[Dataset items]

====

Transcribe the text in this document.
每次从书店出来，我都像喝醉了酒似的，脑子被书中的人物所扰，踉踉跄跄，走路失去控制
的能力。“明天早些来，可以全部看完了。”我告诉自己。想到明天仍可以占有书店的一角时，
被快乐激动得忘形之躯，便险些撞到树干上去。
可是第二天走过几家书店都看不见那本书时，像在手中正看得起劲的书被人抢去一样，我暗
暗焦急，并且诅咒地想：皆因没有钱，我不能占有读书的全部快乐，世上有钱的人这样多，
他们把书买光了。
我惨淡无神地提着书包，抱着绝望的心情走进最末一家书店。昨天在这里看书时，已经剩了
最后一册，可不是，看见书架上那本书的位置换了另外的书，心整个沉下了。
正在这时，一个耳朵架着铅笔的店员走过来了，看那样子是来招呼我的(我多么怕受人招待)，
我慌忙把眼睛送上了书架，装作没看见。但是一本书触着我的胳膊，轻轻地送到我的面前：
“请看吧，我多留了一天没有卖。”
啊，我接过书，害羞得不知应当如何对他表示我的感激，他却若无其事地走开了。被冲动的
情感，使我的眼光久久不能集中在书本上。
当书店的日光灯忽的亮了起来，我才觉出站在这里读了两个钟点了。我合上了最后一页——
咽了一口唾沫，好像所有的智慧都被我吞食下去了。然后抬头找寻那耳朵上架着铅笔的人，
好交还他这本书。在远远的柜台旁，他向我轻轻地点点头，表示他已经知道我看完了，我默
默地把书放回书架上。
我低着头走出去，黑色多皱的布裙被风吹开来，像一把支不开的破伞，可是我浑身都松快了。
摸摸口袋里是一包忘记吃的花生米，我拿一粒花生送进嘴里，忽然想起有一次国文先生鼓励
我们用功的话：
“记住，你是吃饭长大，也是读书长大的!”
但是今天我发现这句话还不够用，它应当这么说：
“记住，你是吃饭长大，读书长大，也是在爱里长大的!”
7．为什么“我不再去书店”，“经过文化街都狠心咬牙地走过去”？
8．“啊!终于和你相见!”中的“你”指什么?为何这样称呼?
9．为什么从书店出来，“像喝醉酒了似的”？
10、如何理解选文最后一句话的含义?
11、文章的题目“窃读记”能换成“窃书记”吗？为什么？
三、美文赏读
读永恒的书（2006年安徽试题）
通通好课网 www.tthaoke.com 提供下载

====

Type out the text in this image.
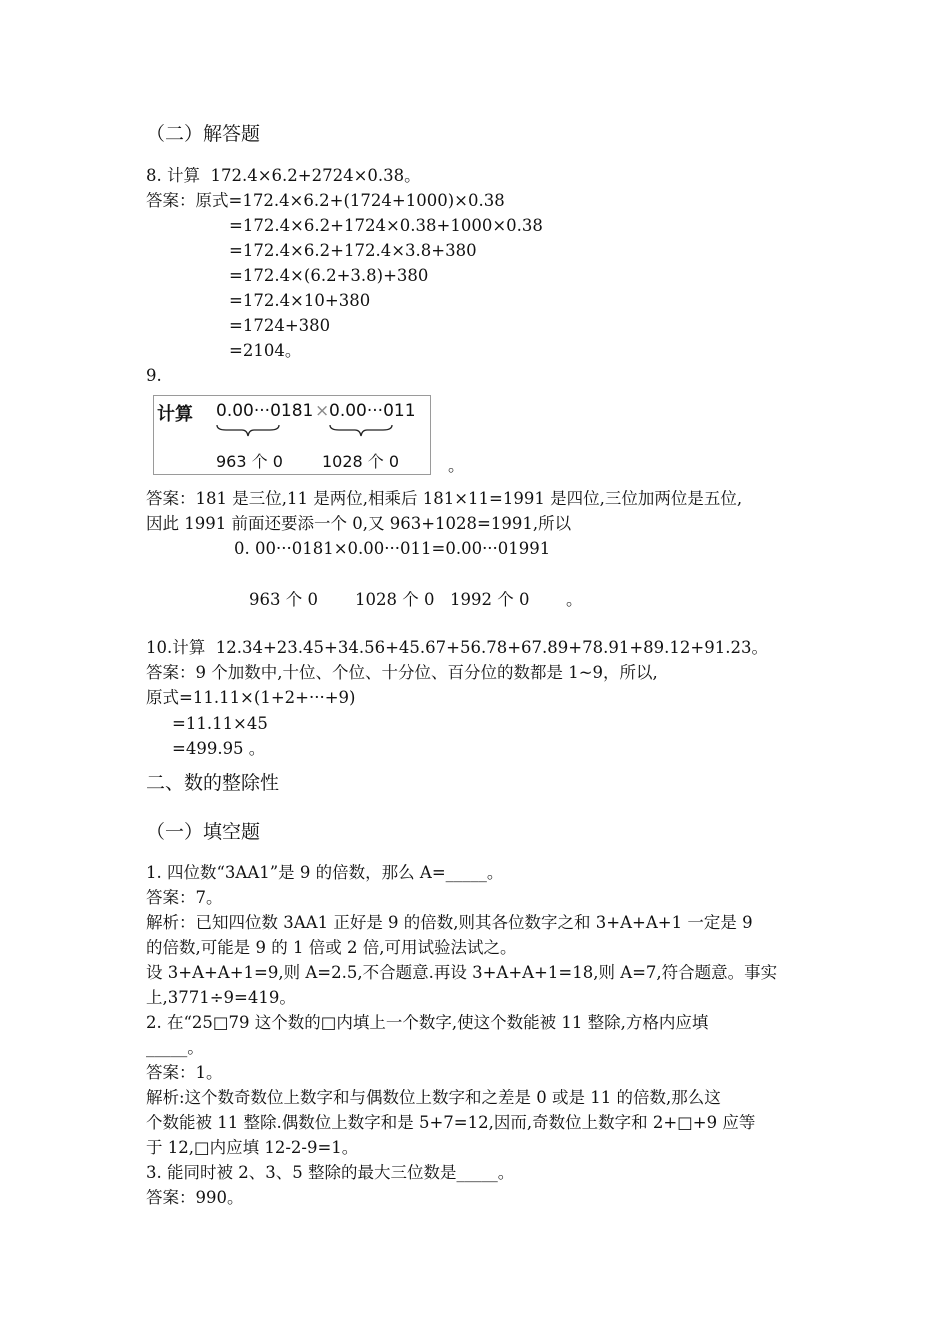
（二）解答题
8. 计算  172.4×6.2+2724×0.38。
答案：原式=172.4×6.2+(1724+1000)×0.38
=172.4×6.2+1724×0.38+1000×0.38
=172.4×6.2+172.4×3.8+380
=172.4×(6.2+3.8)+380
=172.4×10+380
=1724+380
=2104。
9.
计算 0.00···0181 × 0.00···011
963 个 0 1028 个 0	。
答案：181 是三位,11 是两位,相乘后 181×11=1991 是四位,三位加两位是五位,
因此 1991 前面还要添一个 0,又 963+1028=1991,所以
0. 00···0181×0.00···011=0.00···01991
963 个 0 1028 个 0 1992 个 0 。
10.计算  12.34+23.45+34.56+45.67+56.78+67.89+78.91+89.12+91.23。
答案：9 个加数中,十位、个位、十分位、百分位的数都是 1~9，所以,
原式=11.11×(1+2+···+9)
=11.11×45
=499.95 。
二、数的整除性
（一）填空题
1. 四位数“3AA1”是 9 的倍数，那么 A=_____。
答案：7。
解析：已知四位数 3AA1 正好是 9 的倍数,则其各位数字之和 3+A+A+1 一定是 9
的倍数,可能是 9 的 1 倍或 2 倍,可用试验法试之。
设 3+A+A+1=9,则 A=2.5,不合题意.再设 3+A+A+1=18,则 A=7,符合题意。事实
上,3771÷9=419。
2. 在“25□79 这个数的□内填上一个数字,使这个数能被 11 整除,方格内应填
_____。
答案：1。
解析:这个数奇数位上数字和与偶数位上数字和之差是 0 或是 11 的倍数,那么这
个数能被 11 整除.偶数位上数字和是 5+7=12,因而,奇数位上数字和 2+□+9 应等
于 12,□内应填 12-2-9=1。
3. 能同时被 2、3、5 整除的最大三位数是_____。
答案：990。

====

• Set problem:
List every line above containing the word "你是吃饭长大".

• Exercise response:
“记住，你是吃饭长大，也是读书长大的!”
“记住，你是吃饭长大，读书长大，也是在爱里长大的!”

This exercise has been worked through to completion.